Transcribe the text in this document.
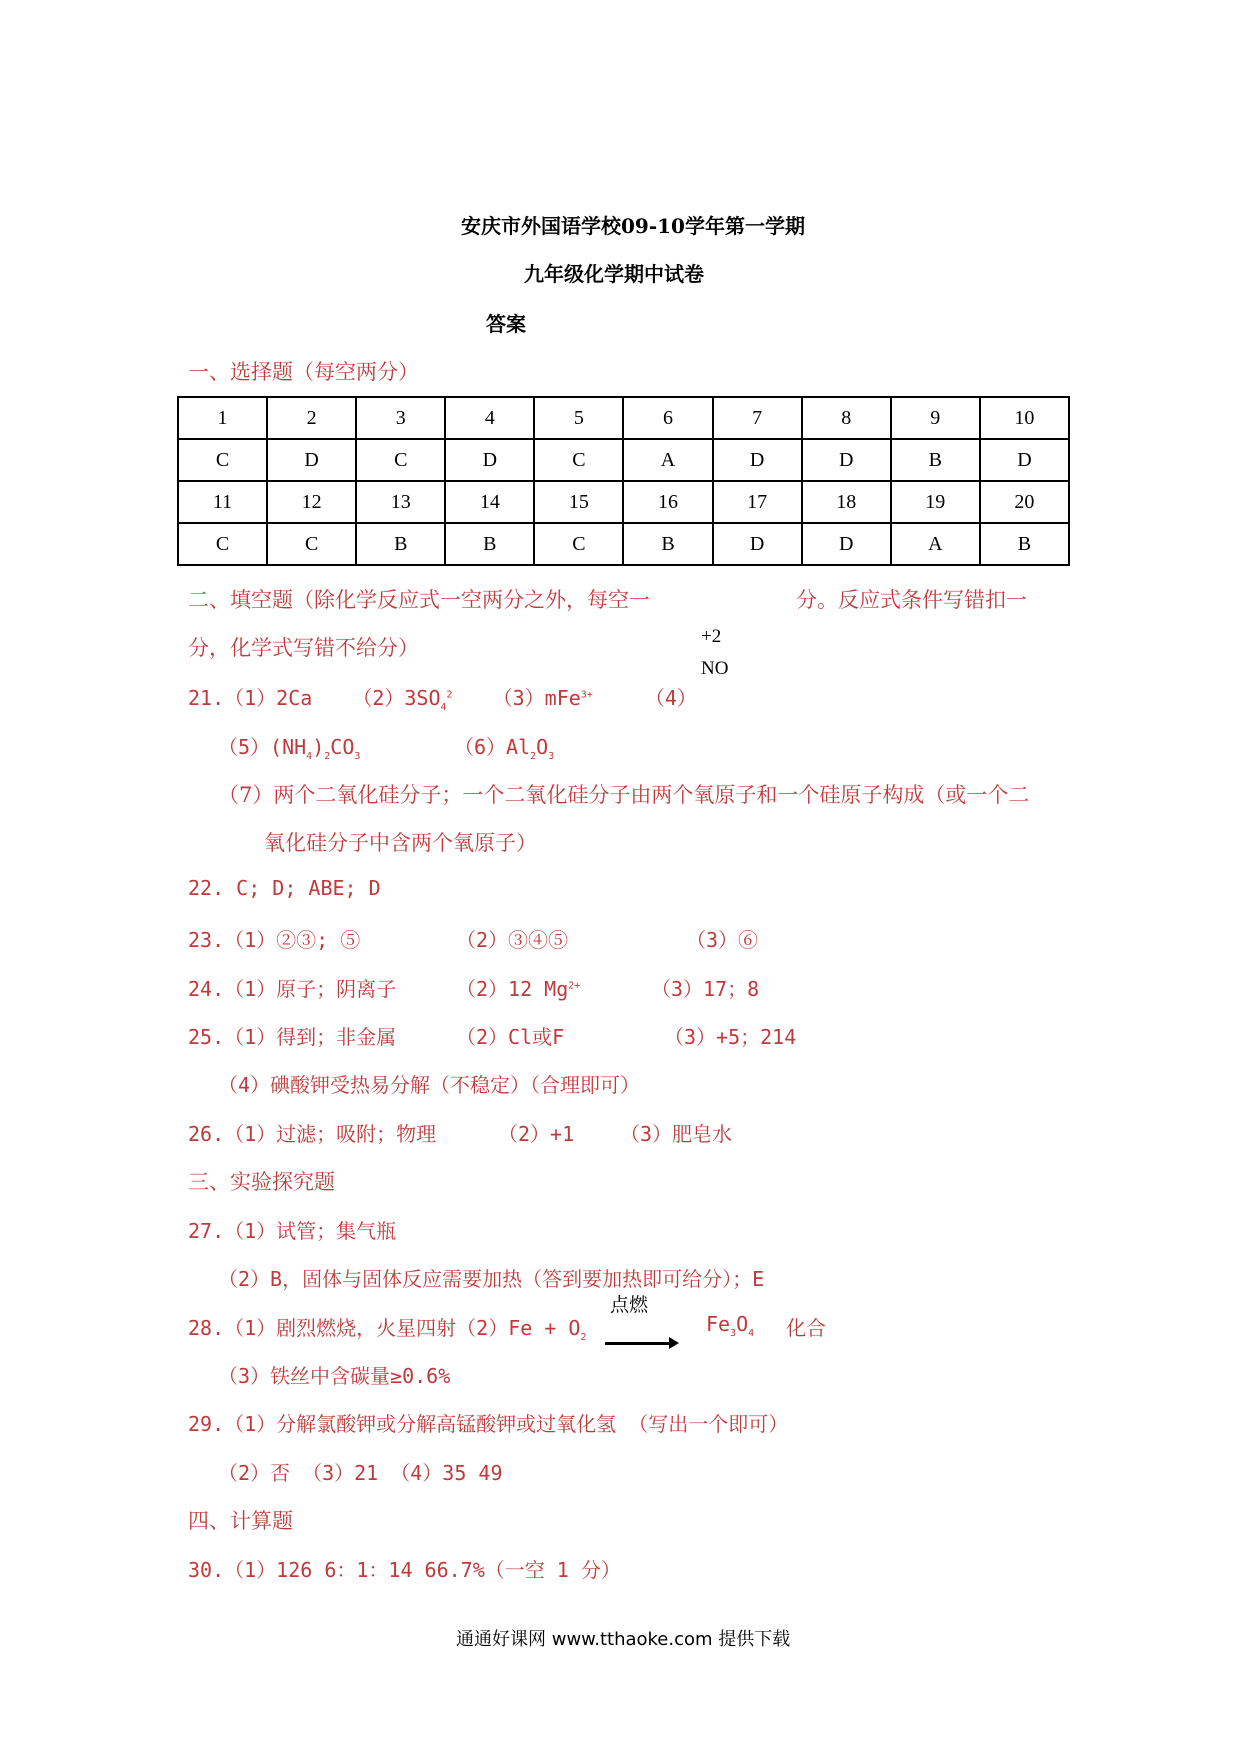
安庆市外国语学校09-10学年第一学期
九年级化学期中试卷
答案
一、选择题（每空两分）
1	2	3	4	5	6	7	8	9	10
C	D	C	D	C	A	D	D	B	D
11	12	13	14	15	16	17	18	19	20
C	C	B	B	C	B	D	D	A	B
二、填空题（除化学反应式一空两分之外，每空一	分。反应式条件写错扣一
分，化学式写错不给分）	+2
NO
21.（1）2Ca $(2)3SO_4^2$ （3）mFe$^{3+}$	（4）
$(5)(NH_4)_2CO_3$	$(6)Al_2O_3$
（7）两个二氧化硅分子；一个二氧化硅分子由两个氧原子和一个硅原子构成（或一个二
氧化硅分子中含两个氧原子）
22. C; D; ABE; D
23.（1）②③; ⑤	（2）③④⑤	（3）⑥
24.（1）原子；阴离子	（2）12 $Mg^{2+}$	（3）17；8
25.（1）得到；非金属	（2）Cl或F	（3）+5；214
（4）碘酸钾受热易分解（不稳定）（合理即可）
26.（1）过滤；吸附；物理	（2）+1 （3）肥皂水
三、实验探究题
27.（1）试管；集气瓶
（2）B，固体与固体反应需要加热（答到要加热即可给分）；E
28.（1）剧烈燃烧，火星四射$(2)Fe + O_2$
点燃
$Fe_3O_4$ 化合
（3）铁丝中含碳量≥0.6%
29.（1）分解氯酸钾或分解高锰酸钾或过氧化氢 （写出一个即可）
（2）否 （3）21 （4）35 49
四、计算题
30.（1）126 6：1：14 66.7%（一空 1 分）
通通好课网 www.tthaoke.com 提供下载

...

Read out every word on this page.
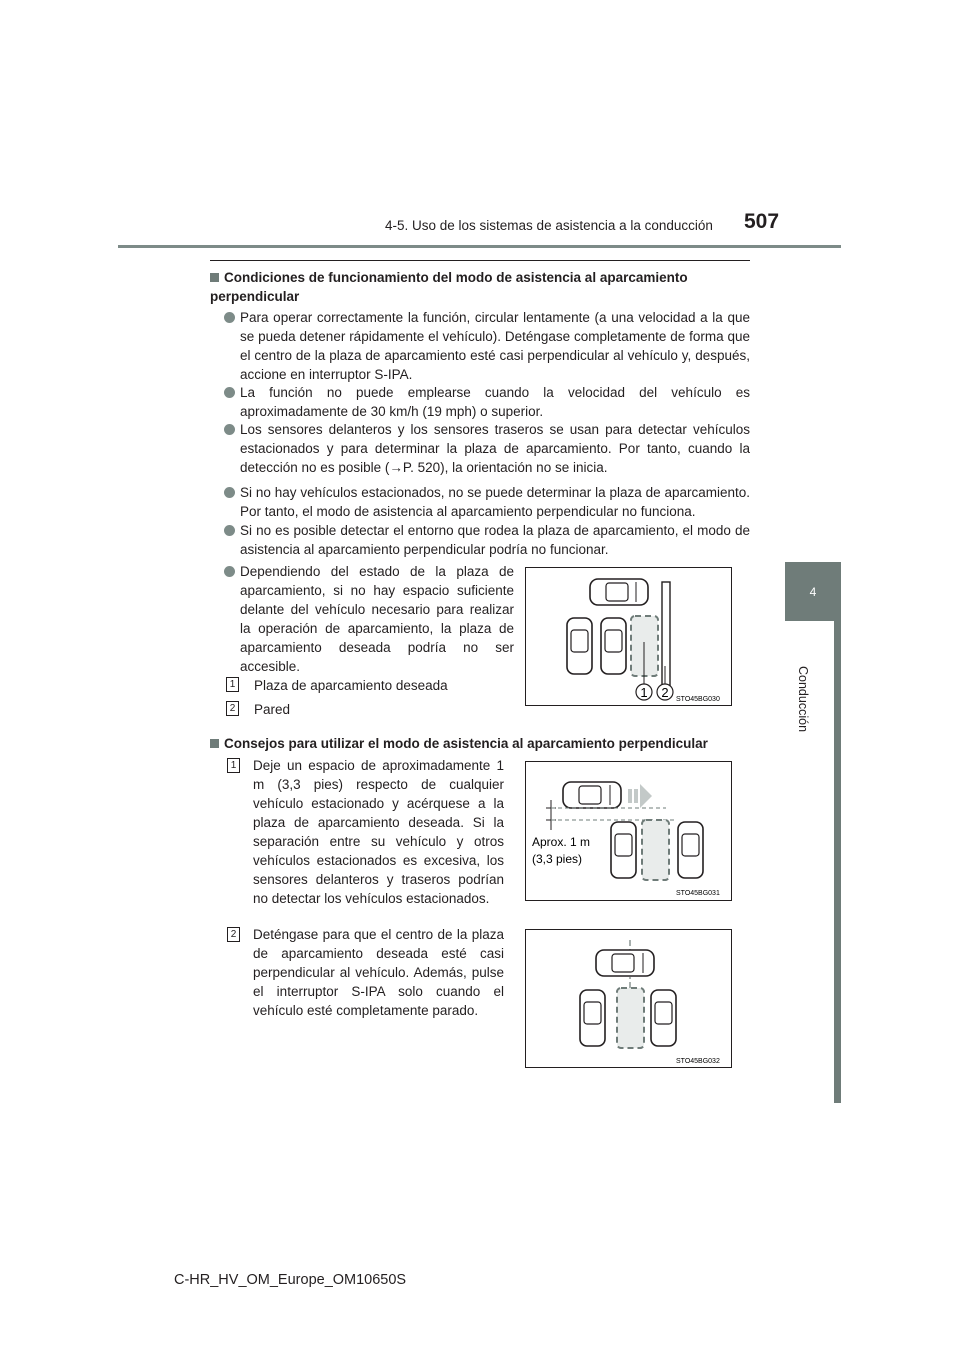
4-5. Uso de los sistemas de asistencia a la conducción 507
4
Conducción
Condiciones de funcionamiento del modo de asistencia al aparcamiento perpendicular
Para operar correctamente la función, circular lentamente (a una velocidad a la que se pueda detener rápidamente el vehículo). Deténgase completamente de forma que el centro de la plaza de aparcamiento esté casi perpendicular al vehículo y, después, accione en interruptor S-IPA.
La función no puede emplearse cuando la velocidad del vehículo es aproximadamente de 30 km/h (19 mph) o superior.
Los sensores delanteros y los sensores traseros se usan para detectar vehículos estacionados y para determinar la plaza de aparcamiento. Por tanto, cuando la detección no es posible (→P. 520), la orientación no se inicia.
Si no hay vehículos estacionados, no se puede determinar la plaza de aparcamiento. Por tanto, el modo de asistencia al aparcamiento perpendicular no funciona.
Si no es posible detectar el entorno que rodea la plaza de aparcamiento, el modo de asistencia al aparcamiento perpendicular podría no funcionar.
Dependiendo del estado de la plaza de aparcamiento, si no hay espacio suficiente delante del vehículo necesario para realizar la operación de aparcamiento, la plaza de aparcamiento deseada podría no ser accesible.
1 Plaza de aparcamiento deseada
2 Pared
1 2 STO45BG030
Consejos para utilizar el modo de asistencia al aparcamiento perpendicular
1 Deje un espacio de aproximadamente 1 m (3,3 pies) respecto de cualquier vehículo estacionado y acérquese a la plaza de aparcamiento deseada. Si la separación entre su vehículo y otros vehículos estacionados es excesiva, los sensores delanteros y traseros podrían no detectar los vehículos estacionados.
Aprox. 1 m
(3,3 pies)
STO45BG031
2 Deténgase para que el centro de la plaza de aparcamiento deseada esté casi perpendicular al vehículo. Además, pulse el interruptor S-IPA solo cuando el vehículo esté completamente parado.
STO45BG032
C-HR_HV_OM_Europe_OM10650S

# [WRITTEN INSTRUCTION]
Lines from the records above that hold "espacio" are the ones to list.

# [FINAL ANSWER]
Dependiendo del estado de la plaza de aparcamiento, si no hay espacio suficiente delante del vehículo necesario para realizar la operación de aparcamiento, la plaza de aparcamiento deseada podría no ser accesible.
1 Deje un espacio de aproximadamente 1 m (3,3 pies) respecto de cualquier vehículo estacionado y acérquese a la plaza de aparcamiento deseada. Si la separación entre su vehículo y otros vehículos estacionados es excesiva, los sensores delanteros y traseros podrían no detectar los vehículos estacionados.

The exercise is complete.